▶ [Excerpt provided]:
+ + + + +

Senior Adviser, Ericson ConsumerLab, Patrik Hedlund

By Emma Okonji

Ericson ConsumerLab has stated the need for all nationals to benefit from mobile financial service across the sub-Saharan Africa, noting that its absence could be detrimental to the financial security of a high number of citizens of the affected nations across the continent.

Citing five sub-Saharan countries; Angola, Democratic Republic of Congo (DRC), Ghana, Nigeria and Uganda as focal points, the company in its report, observed that 63 percent of about 150 million consumers interviewed were unbanked. This, it said meant that a higher percentage of the interviewed don’t use a savings or current bank account.

In a more crucial note, the percentage of unbanked is higher among lower socioeconomic groups – up to 72 per cent in rural areas.

For instance, in DRC alone, 82 per cent of the population is said to be unbanked. In contrast, Nigeria records the highest proportion of banked people.

The report however stated that in all countries, except Angola, the uptake of financial services has mainly been for savings accounts. This means that Angolan consumers have adopted a broad range of financial services such as credit and debit cards and even internet banking for bank account management.

+ + + + +

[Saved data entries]
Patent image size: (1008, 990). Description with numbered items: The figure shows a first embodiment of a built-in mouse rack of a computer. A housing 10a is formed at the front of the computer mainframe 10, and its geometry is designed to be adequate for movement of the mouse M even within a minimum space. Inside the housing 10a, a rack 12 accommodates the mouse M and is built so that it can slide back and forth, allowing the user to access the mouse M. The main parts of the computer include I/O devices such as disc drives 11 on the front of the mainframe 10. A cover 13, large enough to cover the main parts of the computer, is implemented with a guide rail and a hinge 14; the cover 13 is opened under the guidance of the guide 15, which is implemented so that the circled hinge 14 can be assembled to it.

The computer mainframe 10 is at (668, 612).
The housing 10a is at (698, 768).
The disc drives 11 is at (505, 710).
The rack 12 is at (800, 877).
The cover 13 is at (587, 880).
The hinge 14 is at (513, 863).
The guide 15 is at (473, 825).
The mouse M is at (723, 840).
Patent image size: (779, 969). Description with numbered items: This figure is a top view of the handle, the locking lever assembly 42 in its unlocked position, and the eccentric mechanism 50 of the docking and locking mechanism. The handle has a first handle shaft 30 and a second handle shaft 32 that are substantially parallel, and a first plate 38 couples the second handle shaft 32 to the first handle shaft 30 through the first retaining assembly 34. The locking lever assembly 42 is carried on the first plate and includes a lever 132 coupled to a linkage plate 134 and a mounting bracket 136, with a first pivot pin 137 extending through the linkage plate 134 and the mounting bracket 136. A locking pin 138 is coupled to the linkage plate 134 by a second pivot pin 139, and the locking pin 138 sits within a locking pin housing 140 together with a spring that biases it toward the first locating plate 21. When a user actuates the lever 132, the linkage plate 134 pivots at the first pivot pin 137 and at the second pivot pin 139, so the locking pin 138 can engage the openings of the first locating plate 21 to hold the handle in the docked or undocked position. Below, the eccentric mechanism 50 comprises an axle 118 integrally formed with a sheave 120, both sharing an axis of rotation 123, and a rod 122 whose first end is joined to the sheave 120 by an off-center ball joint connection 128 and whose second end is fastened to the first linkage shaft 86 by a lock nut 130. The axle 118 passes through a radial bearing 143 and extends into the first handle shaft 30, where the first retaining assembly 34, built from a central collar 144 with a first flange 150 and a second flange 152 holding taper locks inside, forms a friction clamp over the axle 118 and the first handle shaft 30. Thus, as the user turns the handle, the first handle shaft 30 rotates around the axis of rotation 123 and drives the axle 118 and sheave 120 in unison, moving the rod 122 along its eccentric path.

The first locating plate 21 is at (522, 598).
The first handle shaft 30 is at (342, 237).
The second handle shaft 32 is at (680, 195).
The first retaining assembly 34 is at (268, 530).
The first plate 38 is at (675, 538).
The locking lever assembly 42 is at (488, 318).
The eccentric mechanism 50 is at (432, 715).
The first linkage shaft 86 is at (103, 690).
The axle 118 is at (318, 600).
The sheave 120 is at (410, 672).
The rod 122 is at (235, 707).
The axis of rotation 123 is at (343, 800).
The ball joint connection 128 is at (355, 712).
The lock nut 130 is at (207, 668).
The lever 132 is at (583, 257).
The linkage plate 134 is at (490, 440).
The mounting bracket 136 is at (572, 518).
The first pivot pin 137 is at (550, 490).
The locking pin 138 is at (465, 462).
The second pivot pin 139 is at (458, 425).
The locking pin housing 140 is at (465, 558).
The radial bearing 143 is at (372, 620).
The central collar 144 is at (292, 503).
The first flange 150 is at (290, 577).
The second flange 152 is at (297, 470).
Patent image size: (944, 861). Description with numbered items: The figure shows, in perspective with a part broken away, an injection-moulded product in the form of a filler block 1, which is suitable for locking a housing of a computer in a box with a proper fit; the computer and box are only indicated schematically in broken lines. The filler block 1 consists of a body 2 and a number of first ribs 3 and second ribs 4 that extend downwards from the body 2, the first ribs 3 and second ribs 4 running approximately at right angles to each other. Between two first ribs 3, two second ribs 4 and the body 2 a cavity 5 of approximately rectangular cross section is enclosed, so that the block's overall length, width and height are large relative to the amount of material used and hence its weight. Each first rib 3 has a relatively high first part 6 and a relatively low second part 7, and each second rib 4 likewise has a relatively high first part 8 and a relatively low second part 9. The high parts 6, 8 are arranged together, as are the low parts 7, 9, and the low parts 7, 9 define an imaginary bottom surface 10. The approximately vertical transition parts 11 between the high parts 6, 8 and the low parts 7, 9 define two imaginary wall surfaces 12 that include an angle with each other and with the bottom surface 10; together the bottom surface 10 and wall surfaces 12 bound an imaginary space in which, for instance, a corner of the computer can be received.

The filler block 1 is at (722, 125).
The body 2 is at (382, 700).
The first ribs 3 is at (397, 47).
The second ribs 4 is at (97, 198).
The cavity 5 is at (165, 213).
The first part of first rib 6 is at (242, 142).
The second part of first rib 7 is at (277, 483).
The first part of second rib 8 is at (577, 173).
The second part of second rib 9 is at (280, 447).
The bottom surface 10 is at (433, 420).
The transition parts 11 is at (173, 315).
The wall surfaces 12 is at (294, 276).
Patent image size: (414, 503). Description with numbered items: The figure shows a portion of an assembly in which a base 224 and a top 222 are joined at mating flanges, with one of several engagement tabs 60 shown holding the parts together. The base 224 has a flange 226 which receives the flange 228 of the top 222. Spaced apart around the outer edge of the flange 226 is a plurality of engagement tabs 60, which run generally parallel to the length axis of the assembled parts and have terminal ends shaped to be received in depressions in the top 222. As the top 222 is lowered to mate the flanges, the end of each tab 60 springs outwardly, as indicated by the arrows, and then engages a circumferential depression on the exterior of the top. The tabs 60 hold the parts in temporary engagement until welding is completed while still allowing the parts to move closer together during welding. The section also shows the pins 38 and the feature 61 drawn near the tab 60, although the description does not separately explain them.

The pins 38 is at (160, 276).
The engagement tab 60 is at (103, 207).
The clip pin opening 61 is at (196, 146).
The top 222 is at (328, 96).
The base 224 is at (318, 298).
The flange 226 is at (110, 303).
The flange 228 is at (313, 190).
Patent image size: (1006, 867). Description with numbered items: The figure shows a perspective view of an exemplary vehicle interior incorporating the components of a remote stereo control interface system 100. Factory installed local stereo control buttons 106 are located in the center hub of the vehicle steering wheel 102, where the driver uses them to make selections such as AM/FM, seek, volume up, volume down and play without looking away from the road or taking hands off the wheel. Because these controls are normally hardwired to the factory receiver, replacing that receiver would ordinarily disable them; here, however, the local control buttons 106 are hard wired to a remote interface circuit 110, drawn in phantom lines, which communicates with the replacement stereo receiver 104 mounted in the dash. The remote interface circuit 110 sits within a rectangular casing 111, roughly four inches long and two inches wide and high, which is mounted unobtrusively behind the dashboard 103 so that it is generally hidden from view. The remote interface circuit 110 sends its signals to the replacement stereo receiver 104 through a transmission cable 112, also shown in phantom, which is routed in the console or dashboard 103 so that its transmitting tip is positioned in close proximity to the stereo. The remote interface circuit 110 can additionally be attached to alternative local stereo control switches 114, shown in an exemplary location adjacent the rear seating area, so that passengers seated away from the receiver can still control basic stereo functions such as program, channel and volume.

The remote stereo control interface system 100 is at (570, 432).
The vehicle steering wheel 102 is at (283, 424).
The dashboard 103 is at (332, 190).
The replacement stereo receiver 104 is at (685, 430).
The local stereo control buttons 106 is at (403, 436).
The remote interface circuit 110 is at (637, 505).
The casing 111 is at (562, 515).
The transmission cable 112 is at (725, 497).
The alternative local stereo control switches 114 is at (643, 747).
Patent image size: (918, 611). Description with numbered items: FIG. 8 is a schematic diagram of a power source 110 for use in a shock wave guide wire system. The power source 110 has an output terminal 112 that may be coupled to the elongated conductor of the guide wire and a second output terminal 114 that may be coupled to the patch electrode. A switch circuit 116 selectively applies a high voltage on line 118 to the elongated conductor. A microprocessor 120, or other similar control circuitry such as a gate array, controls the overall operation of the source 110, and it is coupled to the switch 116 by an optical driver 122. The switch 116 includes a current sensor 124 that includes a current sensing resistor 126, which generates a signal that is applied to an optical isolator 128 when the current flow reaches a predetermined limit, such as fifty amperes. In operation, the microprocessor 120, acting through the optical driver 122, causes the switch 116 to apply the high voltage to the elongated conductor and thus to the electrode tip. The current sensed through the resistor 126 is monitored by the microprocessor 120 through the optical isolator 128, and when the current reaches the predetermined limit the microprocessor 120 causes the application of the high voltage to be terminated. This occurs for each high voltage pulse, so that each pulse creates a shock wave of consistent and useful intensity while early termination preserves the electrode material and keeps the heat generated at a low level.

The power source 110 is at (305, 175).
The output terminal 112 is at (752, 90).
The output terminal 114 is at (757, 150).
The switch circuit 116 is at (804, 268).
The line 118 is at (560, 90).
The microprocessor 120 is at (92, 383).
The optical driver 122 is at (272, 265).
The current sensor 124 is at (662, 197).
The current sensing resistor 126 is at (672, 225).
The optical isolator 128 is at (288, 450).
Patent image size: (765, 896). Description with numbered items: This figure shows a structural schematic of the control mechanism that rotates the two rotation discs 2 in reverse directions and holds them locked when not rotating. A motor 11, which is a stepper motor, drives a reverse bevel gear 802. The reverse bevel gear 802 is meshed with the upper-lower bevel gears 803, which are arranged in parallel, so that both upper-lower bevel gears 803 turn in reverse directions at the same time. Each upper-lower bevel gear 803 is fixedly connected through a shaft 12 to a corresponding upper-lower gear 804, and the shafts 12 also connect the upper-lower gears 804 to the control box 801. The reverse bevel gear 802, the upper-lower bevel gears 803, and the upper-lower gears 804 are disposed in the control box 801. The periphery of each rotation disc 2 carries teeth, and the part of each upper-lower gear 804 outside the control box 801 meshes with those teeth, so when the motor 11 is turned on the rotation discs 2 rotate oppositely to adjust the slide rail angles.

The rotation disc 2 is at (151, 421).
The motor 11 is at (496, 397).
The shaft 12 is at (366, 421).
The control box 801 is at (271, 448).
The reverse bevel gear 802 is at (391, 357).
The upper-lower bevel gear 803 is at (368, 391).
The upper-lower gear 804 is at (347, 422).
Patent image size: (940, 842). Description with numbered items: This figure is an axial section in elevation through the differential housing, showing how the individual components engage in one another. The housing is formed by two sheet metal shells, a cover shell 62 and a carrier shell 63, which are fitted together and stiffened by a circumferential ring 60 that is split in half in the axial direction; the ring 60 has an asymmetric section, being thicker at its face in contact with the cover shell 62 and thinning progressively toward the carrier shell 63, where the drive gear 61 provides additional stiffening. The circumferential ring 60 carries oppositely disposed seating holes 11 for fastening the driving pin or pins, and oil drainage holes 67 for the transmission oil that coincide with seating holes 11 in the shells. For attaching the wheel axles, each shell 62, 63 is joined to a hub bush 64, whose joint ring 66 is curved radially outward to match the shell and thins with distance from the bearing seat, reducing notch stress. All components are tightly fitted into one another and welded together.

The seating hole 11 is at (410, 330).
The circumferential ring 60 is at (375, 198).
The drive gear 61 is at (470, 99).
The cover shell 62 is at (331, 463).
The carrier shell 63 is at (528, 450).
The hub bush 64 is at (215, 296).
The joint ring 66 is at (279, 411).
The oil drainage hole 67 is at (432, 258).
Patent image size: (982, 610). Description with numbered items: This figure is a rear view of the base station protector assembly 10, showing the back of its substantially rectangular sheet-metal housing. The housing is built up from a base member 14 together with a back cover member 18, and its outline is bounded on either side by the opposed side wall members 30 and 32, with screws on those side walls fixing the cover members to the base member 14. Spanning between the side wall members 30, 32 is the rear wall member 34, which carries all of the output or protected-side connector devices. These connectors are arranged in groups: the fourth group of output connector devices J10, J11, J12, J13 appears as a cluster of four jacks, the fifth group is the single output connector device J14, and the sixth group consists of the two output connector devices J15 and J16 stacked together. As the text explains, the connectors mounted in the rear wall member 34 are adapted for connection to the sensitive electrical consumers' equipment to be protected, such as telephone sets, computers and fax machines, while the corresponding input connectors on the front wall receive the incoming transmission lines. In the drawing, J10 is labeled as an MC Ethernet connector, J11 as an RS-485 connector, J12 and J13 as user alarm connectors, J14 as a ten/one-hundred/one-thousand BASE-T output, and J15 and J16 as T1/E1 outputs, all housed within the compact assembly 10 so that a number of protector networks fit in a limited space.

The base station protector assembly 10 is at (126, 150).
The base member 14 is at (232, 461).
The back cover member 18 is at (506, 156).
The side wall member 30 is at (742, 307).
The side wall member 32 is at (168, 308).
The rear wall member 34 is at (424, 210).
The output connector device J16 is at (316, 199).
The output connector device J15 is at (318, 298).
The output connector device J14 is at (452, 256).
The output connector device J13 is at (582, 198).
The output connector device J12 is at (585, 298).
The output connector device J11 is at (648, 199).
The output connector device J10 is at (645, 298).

+ + + + +

Condense the paragraph of the article beginning "Citing five sub-Saharan countries" into a short bulleted list that keeps its main facts.

▶ [Result of this task]:
- Ericson ConsumerLab's report focuses on five sub-Saharan countries: Angola, the Democratic Republic of Congo (DRC), Ghana, Nigeria and Uganda.
- Of about 150 million consumers interviewed, 63 percent were unbanked.
- This means most of those interviewed do not use a savings or current bank account.